# Dataset records:

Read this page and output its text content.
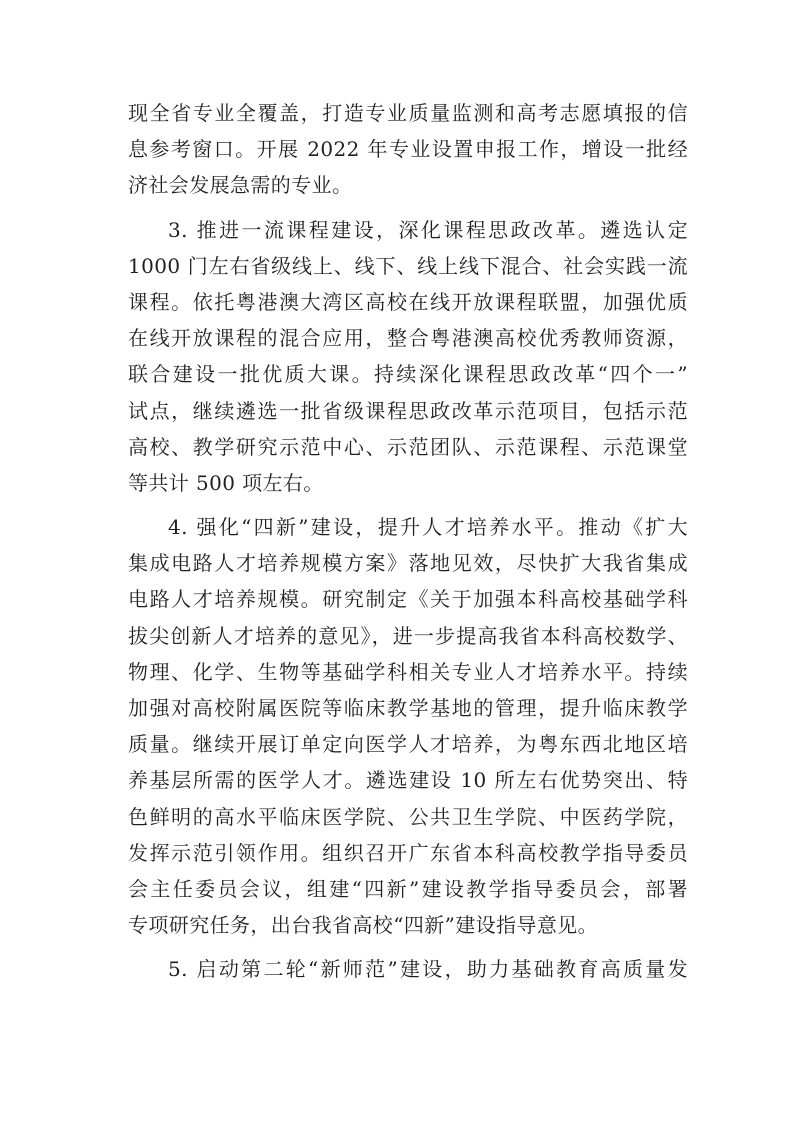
现全省专业全覆盖，打造专业质量监测和高考志愿填报的信
息参考窗口。开展 2022 年专业设置申报工作，增设一批经
济社会发展急需的专业。
3. 推进一流课程建设，深化课程思政改革。遴选认定
1000 门左右省级线上、线下、线上线下混合、社会实践一流
课程。依托粤港澳大湾区高校在线开放课程联盟，加强优质
在线开放课程的混合应用，整合粤港澳高校优秀教师资源，
联合建设一批优质大课。持续深化课程思政改革“四个一”
试点，继续遴选一批省级课程思政改革示范项目，包括示范
高校、教学研究示范中心、示范团队、示范课程、示范课堂
等共计 500 项左右。
4. 强化“四新”建设，提升人才培养水平。推动《扩大
集成电路人才培养规模方案》落地见效，尽快扩大我省集成
电路人才培养规模。研究制定《关于加强本科高校基础学科
拔尖创新人才培养的意见》，进一步提高我省本科高校数学、
物理、化学、生物等基础学科相关专业人才培养水平。持续
加强对高校附属医院等临床教学基地的管理，提升临床教学
质量。继续开展订单定向医学人才培养，为粤东西北地区培
养基层所需的医学人才。遴选建设 10 所左右优势突出、特
色鲜明的高水平临床医学院、公共卫生学院、中医药学院，
发挥示范引领作用。组织召开广东省本科高校教学指导委员
会主任委员会议，组建“四新”建设教学指导委员会，部署
专项研究任务，出台我省高校“四新”建设指导意见。
5. 启动第二轮“新师范”建设，助力基础教育高质量发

# Goal:
Every line is to be duplicated exactly, though pictures stay out.

# Response for this exercise:
Read this page and output its text content.
现全省专业全覆盖，打造专业质量监测和高考志愿填报的信
息参考窗口。开展 2022 年专业设置申报工作，增设一批经
济社会发展急需的专业。
3. 推进一流课程建设，深化课程思政改革。遴选认定
1000 门左右省级线上、线下、线上线下混合、社会实践一流
课程。依托粤港澳大湾区高校在线开放课程联盟，加强优质
在线开放课程的混合应用，整合粤港澳高校优秀教师资源，
联合建设一批优质大课。持续深化课程思政改革“四个一”
试点，继续遴选一批省级课程思政改革示范项目，包括示范
高校、教学研究示范中心、示范团队、示范课程、示范课堂
等共计 500 项左右。
4. 强化“四新”建设，提升人才培养水平。推动《扩大
集成电路人才培养规模方案》落地见效，尽快扩大我省集成
电路人才培养规模。研究制定《关于加强本科高校基础学科
拔尖创新人才培养的意见》，进一步提高我省本科高校数学、
物理、化学、生物等基础学科相关专业人才培养水平。持续
加强对高校附属医院等临床教学基地的管理，提升临床教学
质量。继续开展订单定向医学人才培养，为粤东西北地区培
养基层所需的医学人才。遴选建设 10 所左右优势突出、特
色鲜明的高水平临床医学院、公共卫生学院、中医药学院，
发挥示范引领作用。组织召开广东省本科高校教学指导委员
会主任委员会议，组建“四新”建设教学指导委员会，部署
专项研究任务，出台我省高校“四新”建设指导意见。
5. 启动第二轮“新师范”建设，助力基础教育高质量发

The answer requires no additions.